The pile support system is readily adaptable to support many and varied types of structures from apartments and office buildings to offshore drilling rigs and docking facilities and is widely used both here and abroad. However, as might be expected, there are problems connected with the techniques, one of the most pressing ones being the matter of pile length, as it is necessary to go further and further down into appropriate load supporting substrata. The answer to this would appear to be relatively simple-- use longer piles. Unfortunately, however, there are practical limitations on pile length imposed by transport problems, limitations on driving equipment, handling equipment, etc., all of which more or less fix the maximum length of any given pile.
The alternative route to increasing pile length to unmanageable proportions, is to adapt a range of pile lengths which can be readily handled and to subsequently join the individual lengths by some type of on-the-site effected connection means. This alternative has been explored in a number of ways.
Possibly one of the most widely accepted alternatives for making long piles from individual pile sections by connection of the sections on site can be found in the "Brunspile" which is covered in U.S. Pat. No. 2,938,104. In this system, each individual pile section is fabricated of a cementitious material such as concrete in which are embedded spirally configured metal reinforcing rods and prestress tendons. The rods are given two spiral pitches, one throughout the length of the pile and a second more tightly coiled spiral adjacent each end of the cementitious body. The ends of the cementitious body, adjacent the tight spirals, are reduced to receive generally cylindrical ferrules thereover, which ferrules are subsequently inserted into a pile connector.
The pile connector is comprised of a cylindrical sleeve having a membrane area which bisects the sleeve through a plane lying approximately mid-way between the sleeve ends and normal to the sleeve axis. The membrane acts as an impact plate to transfer the impact shocks from the terminal end of one pile section through the ferrule to the membrane and thence through the ferrule on the end of the mating pile end through the body of the pile.

(Rows from a dataset)
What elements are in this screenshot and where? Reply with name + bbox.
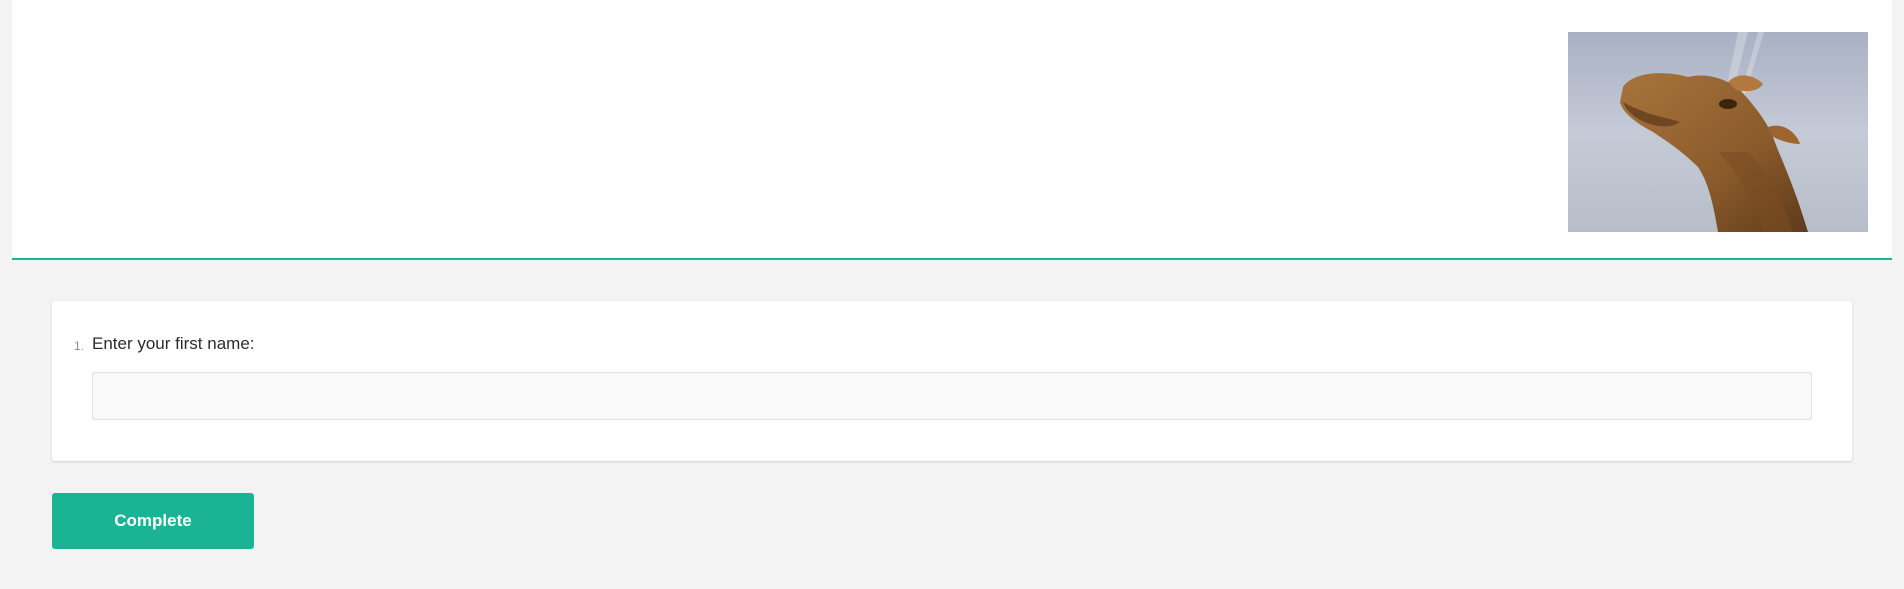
survey-page: 1. Enter your first name: Complete: [0, 0, 1904, 589]
first-name-input[interactable]: [92, 372, 1812, 420]
question-title: Enter your first name:: [92, 334, 255, 353]
survey-header: [12, 0, 1892, 260]
question-card: 1. Enter your first name:: [52, 301, 1852, 461]
camel-logo-image: [1568, 32, 1868, 232]
complete-button[interactable]: Complete: [52, 493, 254, 549]
question-number: 1.: [74, 339, 85, 353]
camel-photo-icon: [1568, 32, 1868, 232]
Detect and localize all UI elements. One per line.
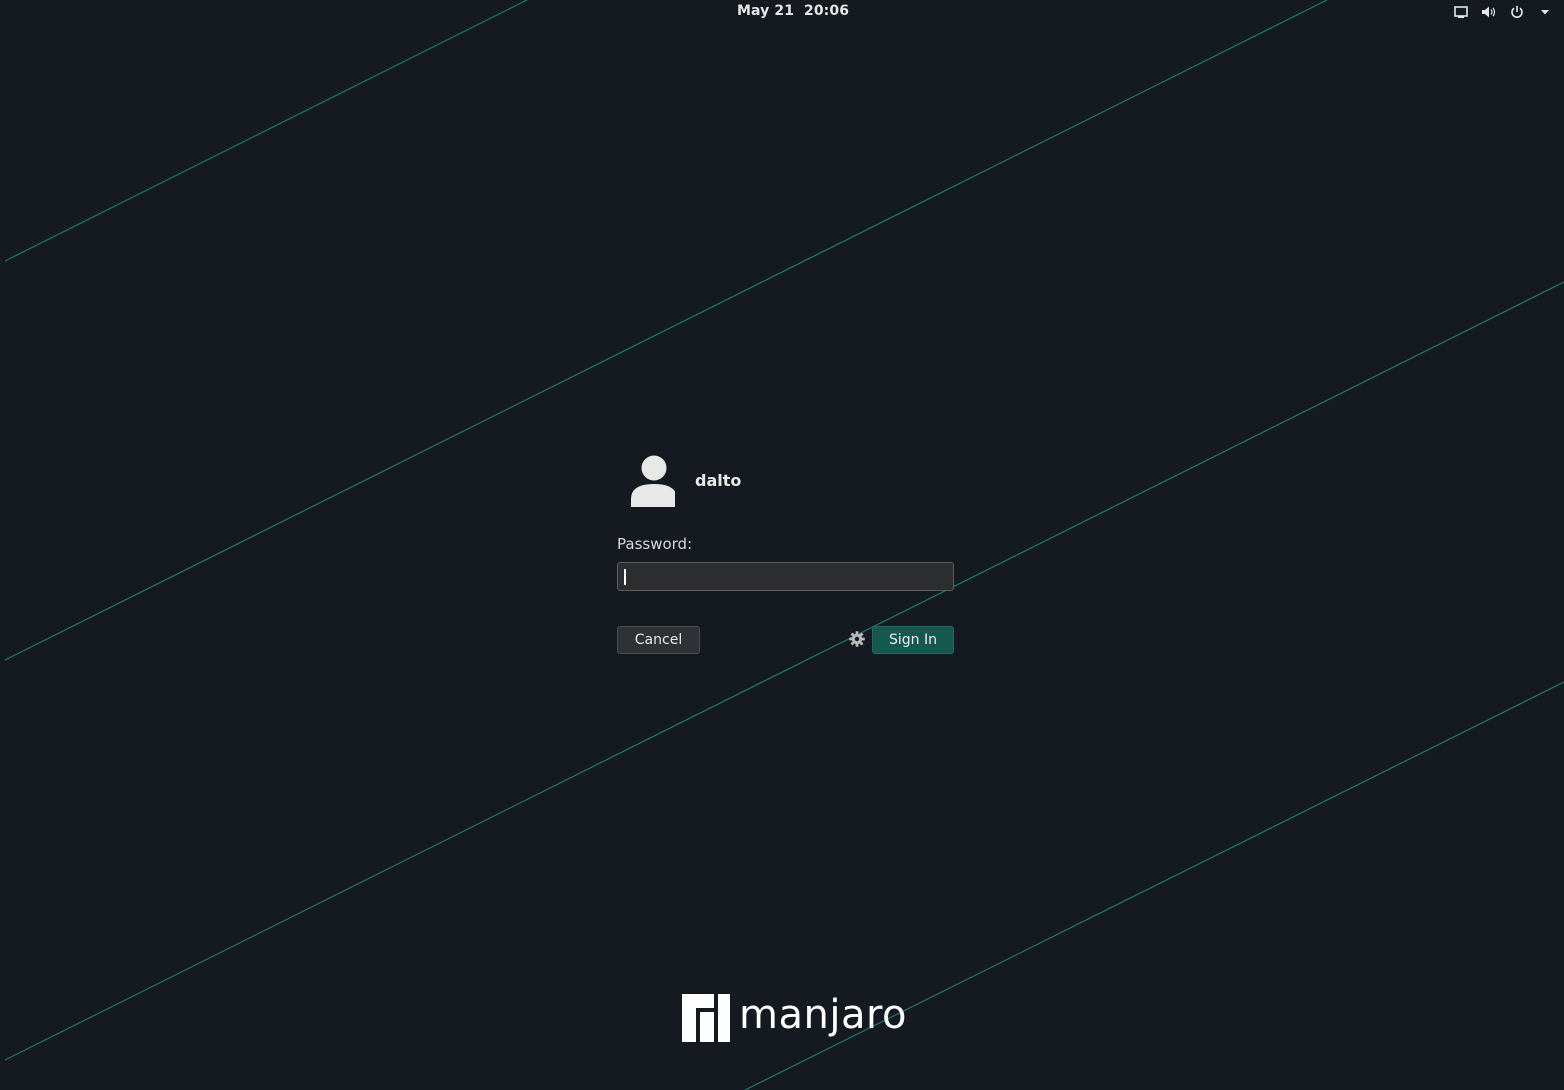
user-row[interactable]: dalto bbox=[617, 452, 741, 508]
display-icon[interactable] bbox=[1452, 3, 1470, 21]
wallpaper-line bbox=[4, 0, 1328, 661]
top-bar: May 21 20:06 bbox=[0, 0, 1564, 24]
username-label: dalto bbox=[695, 470, 742, 490]
sign-in-button[interactable]: Sign In bbox=[872, 626, 954, 654]
login-screen: May 21 20:06 dalto Password: Cancel Sign… bbox=[0, 0, 1564, 1090]
user-avatar-icon bbox=[617, 452, 681, 508]
manjaro-logo-icon bbox=[682, 994, 730, 1042]
manjaro-logo: manjaro bbox=[681, 992, 907, 1044]
system-tray[interactable] bbox=[1452, 3, 1554, 21]
wallpaper-line bbox=[4, 0, 528, 262]
clock[interactable]: May 21 20:06 bbox=[737, 3, 849, 19]
chevron-down-icon[interactable] bbox=[1536, 3, 1554, 21]
wallpaper bbox=[4, 0, 1564, 1090]
gear-icon[interactable] bbox=[848, 630, 866, 648]
cancel-button[interactable]: Cancel bbox=[617, 626, 700, 654]
volume-icon[interactable] bbox=[1480, 3, 1498, 21]
power-icon[interactable] bbox=[1508, 3, 1526, 21]
wallpaper-line bbox=[4, 281, 1564, 1061]
password-input[interactable] bbox=[617, 562, 954, 591]
manjaro-wordmark: manjaro bbox=[739, 992, 907, 1038]
password-label: Password: bbox=[617, 535, 693, 553]
text-cursor bbox=[624, 569, 626, 585]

What is expected:
Could you reproduce the text on pile connections above word for word, in full? These records are separate material and are not tied to the text on pile connections.

Exercise output:
The pile support system is readily adaptable to support many and varied types of structures from apartments and office buildings to offshore drilling rigs and docking facilities and is widely used both here and abroad. However, as might be expected, there are problems connected with the techniques, one of the most pressing ones being the matter of pile length, as it is necessary to go further and further down into appropriate load supporting substrata. The answer to this would appear to be relatively simple-- use longer piles. Unfortunately, however, there are practical limitations on pile length imposed by transport problems, limitations on driving equipment, handling equipment, etc., all of which more or less fix the maximum length of any given pile.
The alternative route to increasing pile length to unmanageable proportions, is to adapt a range of pile lengths which can be readily handled and to subsequently join the individual lengths by some type of on-the-site effected connection means. This alternative has been explored in a number of ways.
Possibly one of the most widely accepted alternatives for making long piles from individual pile sections by connection of the sections on site can be found in the "Brunspile" which is covered in U.S. Pat. No. 2,938,104. In this system, each individual pile section is fabricated of a cementitious material such as concrete in which are embedded spirally configured metal reinforcing rods and prestress tendons. The rods are given two spiral pitches, one throughout the length of the pile and a second more tightly coiled spiral adjacent each end of the cementitious body. The ends of the cementitious body, adjacent the tight spirals, are reduced to receive generally cylindrical ferrules thereover, which ferrules are subsequently inserted into a pile connector.
The pile connector is comprised of a cylindrical sleeve having a membrane area which bisects the sleeve through a plane lying approximately mid-way between the sleeve ends and normal to the sleeve axis. The membrane acts as an impact plate to transfer the impact shocks from the terminal end of one pile section through the ferrule to the membrane and thence through the ferrule on the end of the mating pile end through the body of the pile.